Exercise input:
....

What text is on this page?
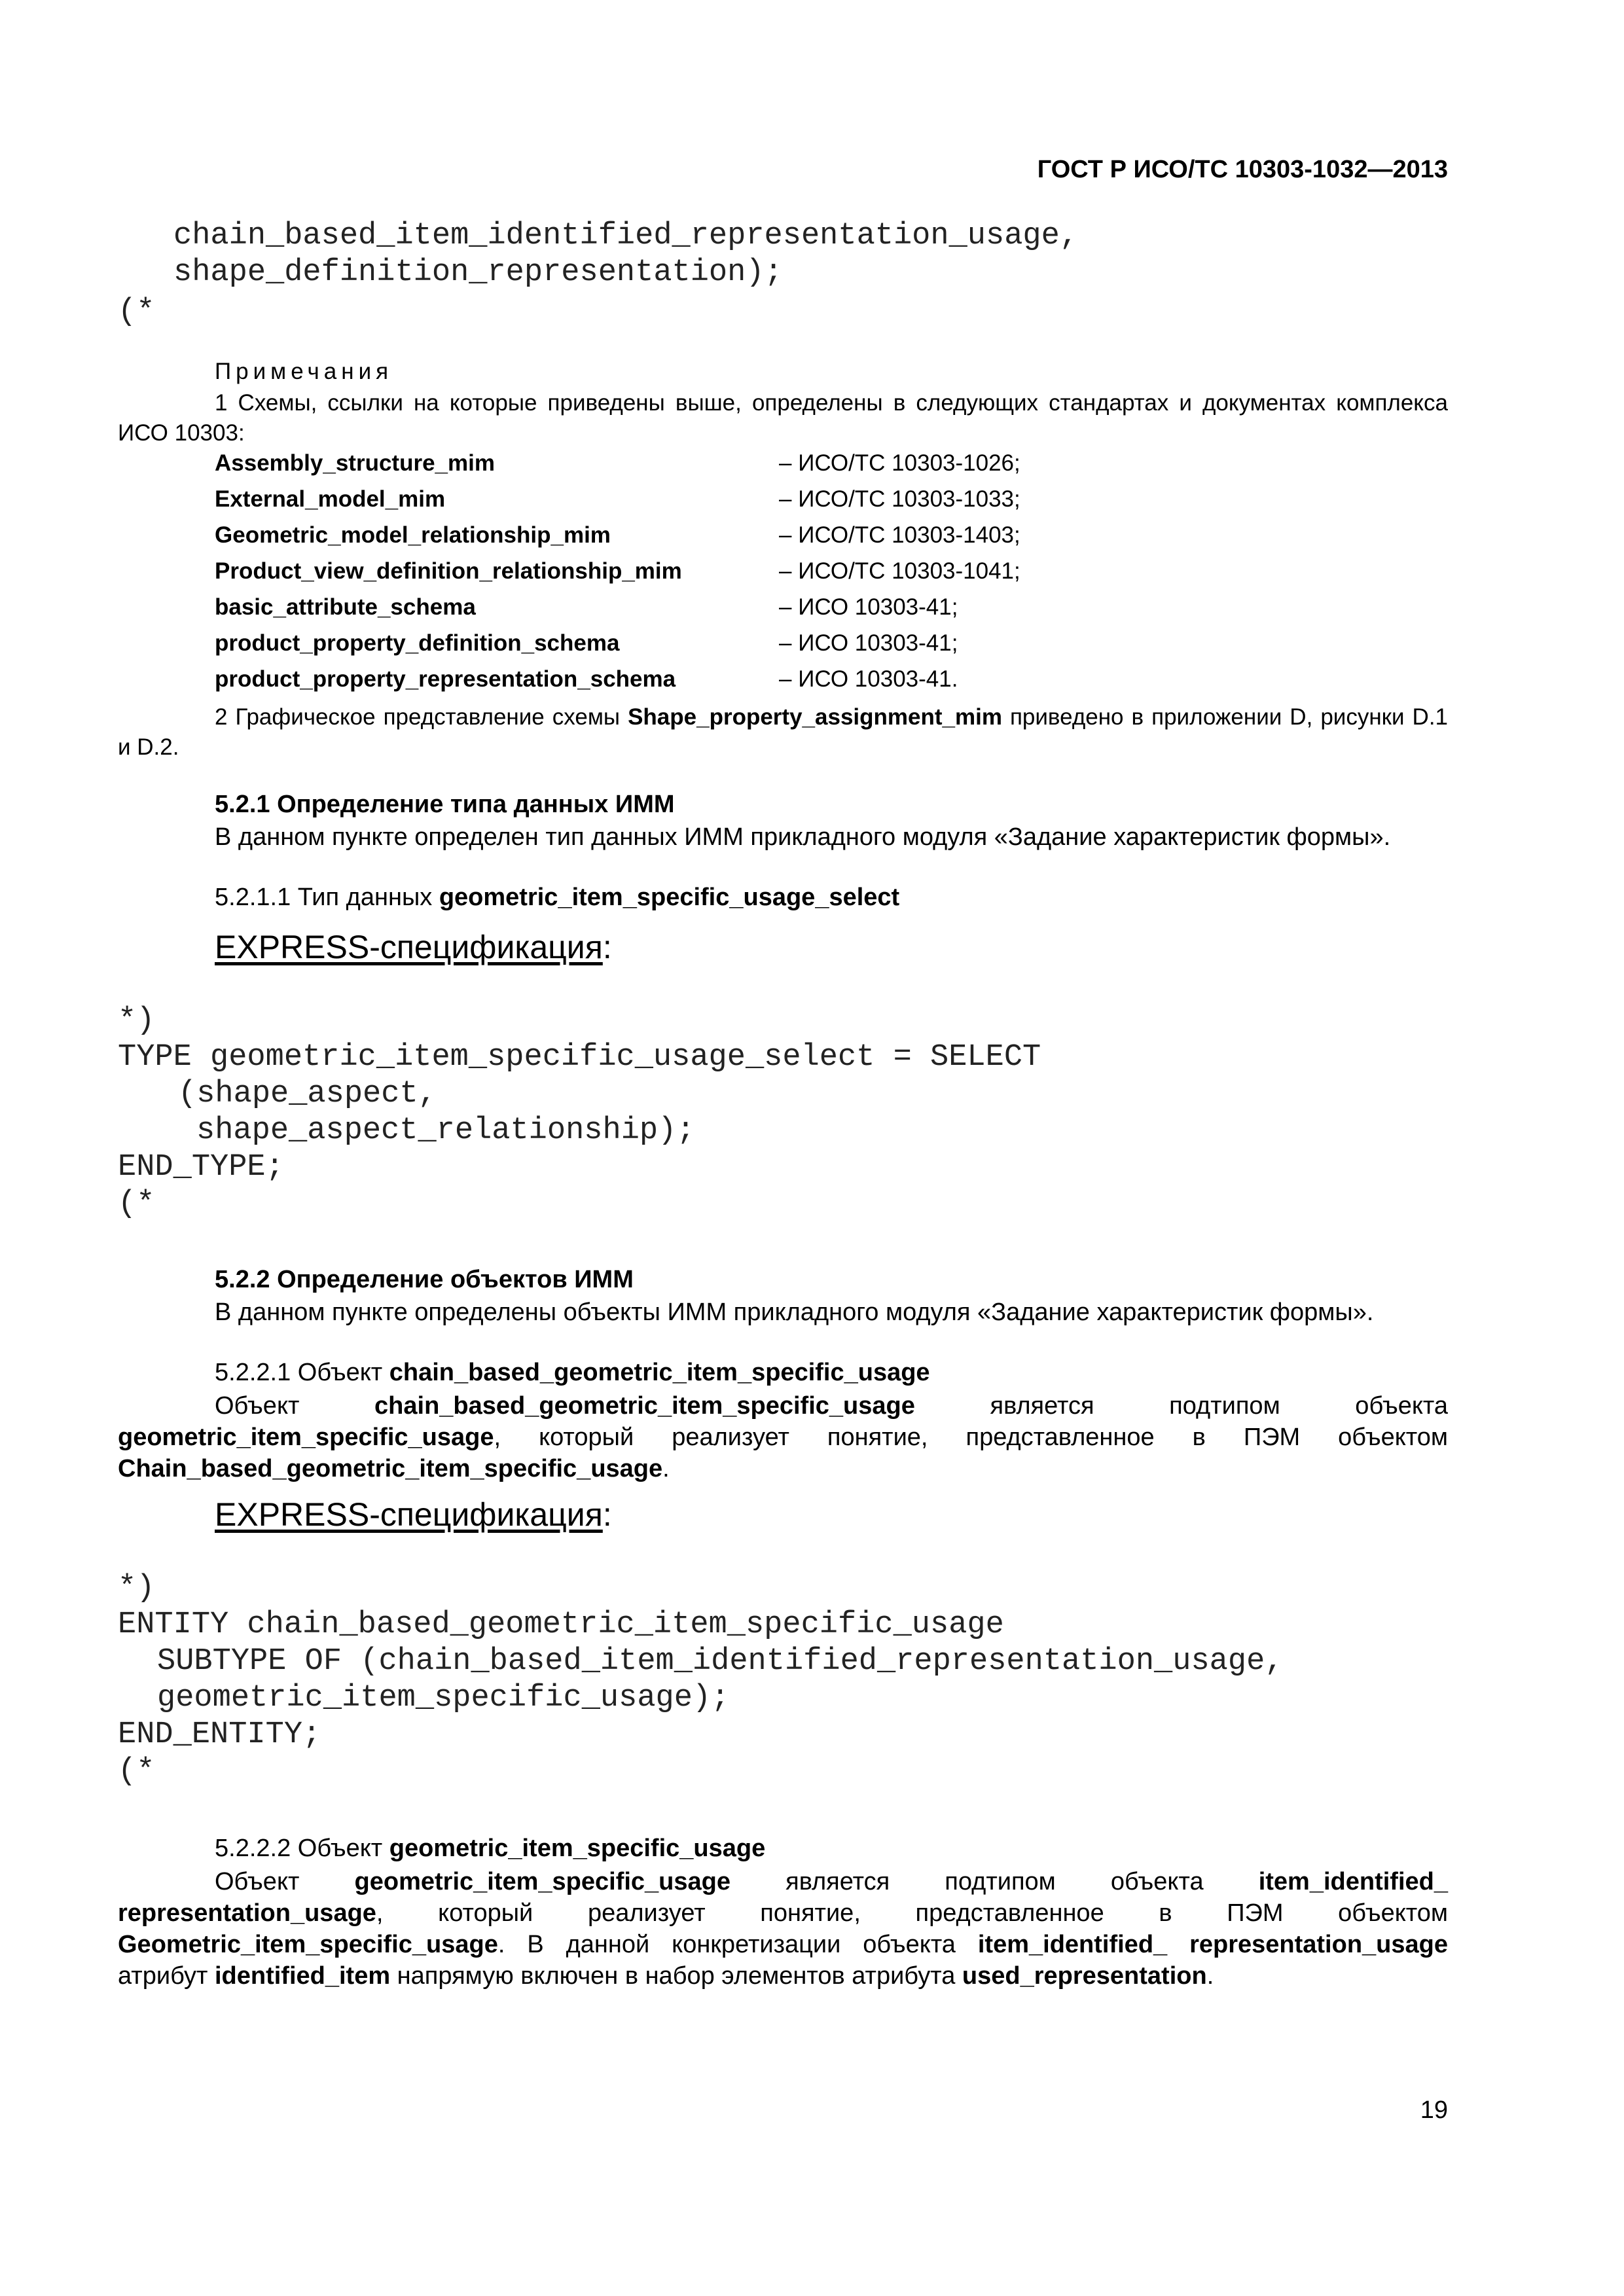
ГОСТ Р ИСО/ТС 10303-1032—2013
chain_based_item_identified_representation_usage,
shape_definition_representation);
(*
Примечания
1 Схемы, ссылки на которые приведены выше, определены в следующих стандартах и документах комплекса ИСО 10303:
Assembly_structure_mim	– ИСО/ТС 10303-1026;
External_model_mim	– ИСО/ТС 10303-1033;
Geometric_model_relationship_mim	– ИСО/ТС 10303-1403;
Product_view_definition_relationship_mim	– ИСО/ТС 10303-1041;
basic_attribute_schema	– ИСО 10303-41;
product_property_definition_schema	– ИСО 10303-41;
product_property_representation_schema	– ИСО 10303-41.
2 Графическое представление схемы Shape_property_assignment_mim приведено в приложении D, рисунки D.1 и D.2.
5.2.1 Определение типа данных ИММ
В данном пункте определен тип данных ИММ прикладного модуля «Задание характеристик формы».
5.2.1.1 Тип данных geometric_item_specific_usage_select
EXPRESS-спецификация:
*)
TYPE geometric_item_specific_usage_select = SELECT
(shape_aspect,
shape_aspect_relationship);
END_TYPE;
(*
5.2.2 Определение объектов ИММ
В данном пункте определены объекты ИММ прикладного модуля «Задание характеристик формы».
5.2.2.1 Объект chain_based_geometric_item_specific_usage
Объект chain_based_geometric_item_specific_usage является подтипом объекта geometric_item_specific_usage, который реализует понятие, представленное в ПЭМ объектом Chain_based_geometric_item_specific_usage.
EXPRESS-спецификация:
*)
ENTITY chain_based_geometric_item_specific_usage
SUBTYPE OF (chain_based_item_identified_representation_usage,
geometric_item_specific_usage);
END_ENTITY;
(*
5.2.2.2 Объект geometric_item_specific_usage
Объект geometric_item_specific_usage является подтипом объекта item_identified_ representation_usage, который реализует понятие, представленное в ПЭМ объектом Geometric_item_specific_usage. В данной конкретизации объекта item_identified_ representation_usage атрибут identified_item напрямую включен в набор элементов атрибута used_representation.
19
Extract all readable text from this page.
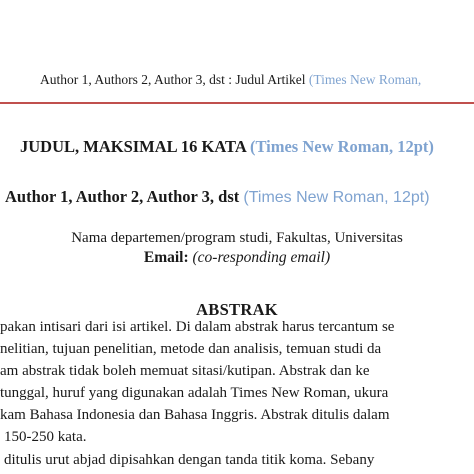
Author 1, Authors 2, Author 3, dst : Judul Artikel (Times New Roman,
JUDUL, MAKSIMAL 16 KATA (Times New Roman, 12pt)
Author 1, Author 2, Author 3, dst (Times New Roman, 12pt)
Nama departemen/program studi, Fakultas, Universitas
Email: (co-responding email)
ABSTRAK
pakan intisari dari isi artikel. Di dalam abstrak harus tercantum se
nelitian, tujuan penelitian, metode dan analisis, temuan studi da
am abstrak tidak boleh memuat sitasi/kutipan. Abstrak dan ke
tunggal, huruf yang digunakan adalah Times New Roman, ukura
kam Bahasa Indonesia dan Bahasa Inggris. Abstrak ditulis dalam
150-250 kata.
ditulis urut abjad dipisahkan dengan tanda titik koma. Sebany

....

Task instructions:
Copy each line of the records above that carries the word "this".

Result of the exercise:
What text is on this page?
Extract all readable text from this page.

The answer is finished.